begin
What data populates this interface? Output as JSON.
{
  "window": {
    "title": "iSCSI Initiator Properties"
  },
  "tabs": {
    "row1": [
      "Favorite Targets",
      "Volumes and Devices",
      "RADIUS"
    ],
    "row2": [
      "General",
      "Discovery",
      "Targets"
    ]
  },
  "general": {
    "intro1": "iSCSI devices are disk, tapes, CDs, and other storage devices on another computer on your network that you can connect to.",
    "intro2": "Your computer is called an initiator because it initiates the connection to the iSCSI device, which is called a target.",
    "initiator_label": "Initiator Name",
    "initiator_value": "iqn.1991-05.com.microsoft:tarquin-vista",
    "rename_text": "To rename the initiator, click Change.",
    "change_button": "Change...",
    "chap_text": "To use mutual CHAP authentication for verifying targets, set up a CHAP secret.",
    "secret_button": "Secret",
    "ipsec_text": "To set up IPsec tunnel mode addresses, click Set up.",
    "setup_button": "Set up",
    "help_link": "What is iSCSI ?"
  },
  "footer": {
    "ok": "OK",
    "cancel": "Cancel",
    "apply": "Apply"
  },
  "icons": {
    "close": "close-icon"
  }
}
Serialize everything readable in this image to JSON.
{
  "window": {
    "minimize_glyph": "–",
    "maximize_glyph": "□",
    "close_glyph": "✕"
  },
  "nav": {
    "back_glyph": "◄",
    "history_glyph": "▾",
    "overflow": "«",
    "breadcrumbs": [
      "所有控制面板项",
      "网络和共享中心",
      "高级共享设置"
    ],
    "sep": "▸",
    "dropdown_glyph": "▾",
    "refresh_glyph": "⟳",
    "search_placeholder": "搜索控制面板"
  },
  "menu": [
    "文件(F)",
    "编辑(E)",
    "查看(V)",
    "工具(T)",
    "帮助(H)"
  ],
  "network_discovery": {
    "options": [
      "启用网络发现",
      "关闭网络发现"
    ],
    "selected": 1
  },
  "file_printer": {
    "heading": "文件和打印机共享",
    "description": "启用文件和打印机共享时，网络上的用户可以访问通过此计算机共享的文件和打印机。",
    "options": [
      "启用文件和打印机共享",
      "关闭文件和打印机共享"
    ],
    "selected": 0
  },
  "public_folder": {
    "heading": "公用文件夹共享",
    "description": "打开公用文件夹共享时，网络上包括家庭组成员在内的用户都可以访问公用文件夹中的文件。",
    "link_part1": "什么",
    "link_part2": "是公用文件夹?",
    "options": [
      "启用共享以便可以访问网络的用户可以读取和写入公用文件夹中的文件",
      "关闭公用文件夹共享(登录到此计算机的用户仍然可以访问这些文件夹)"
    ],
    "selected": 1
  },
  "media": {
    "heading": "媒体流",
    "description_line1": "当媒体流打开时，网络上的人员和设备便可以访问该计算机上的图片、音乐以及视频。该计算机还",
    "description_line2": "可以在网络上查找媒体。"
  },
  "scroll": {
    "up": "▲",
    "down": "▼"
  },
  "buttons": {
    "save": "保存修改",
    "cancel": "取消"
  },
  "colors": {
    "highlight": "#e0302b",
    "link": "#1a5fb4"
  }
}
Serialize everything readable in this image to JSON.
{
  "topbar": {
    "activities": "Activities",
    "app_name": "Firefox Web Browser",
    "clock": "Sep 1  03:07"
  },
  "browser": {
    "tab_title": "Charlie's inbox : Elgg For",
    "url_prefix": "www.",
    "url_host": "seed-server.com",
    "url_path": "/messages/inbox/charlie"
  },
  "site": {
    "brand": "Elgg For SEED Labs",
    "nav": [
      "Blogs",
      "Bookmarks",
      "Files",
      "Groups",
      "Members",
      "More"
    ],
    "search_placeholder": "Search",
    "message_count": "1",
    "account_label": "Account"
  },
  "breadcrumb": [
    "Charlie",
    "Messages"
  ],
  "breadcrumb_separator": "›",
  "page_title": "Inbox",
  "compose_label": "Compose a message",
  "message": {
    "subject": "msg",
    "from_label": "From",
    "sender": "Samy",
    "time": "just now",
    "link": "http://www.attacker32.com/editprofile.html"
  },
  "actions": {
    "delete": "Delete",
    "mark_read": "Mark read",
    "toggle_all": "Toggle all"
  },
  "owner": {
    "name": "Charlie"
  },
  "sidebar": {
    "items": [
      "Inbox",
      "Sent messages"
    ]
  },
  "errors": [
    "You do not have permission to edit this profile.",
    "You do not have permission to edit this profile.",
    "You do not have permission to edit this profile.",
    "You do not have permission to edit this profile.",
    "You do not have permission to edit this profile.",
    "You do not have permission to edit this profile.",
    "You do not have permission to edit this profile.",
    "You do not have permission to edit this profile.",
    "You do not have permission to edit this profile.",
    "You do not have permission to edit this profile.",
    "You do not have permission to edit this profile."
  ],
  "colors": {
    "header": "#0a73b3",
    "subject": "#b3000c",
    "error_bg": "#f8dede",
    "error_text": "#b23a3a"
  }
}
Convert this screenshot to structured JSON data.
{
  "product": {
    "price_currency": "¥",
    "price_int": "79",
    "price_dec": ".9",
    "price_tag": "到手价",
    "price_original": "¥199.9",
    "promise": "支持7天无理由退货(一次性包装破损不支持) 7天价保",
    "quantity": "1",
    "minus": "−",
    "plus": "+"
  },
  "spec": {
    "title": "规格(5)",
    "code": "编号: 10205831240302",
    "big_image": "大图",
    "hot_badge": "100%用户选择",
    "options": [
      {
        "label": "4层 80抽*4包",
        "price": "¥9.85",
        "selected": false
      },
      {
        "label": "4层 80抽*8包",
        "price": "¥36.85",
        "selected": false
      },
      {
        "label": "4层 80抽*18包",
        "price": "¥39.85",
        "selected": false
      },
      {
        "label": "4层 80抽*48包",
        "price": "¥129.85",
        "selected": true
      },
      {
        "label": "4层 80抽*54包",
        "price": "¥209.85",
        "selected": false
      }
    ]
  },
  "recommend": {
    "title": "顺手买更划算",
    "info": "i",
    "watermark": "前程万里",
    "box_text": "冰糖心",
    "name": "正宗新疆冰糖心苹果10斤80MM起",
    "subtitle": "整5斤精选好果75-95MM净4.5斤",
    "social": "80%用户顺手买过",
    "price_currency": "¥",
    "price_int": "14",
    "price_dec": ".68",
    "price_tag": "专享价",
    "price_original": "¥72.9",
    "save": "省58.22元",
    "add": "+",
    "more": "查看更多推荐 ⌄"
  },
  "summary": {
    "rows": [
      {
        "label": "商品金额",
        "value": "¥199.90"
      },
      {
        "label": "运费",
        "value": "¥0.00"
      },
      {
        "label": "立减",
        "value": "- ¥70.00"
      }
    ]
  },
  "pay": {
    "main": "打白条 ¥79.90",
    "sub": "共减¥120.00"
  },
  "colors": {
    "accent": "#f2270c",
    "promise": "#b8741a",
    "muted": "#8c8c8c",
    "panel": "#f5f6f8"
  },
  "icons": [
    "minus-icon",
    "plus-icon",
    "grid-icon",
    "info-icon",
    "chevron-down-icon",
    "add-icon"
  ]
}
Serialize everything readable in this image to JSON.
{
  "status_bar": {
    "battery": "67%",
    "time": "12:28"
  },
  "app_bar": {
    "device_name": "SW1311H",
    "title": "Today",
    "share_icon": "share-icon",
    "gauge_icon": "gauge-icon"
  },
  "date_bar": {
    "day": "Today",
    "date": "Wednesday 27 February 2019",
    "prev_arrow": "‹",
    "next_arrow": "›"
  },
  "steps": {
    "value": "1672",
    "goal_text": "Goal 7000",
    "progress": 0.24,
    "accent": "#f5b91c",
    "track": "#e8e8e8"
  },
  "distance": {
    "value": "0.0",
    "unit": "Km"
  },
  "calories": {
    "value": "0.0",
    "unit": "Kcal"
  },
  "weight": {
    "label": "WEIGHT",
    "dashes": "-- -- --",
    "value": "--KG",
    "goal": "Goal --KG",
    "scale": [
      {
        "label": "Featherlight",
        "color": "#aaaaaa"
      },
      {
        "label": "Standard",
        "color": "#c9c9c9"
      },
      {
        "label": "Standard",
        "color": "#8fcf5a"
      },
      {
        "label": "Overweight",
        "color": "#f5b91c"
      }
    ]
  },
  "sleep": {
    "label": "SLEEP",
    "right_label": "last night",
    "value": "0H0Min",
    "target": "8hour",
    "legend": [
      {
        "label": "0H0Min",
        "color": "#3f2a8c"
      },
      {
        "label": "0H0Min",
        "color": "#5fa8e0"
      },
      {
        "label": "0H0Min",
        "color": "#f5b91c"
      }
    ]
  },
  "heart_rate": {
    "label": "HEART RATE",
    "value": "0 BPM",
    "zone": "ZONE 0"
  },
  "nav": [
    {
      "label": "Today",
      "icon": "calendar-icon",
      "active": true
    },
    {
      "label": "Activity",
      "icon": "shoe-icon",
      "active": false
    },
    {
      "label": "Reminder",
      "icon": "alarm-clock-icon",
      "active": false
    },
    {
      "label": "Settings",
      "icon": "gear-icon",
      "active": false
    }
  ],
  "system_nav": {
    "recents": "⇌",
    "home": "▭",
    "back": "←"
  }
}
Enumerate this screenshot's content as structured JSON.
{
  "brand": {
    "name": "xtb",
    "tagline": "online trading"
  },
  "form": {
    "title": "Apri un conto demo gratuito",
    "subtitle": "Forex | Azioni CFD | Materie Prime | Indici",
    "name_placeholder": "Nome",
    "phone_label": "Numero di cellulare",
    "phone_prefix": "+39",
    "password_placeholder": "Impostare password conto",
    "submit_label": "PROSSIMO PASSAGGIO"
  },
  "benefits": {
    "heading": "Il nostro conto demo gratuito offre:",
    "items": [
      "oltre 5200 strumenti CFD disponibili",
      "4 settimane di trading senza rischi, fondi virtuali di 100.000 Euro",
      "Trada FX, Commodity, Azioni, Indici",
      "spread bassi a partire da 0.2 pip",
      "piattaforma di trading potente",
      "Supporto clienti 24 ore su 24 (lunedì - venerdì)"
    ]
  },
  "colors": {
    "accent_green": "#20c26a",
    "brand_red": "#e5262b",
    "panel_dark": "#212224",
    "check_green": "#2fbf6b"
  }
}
end
Find each line with the string "promise" and copy it out.

__Answer__.
    "promise": "支持7天无理由退货(一次性包装破损不支持) 7天价保",
    "promise": "#b8741a",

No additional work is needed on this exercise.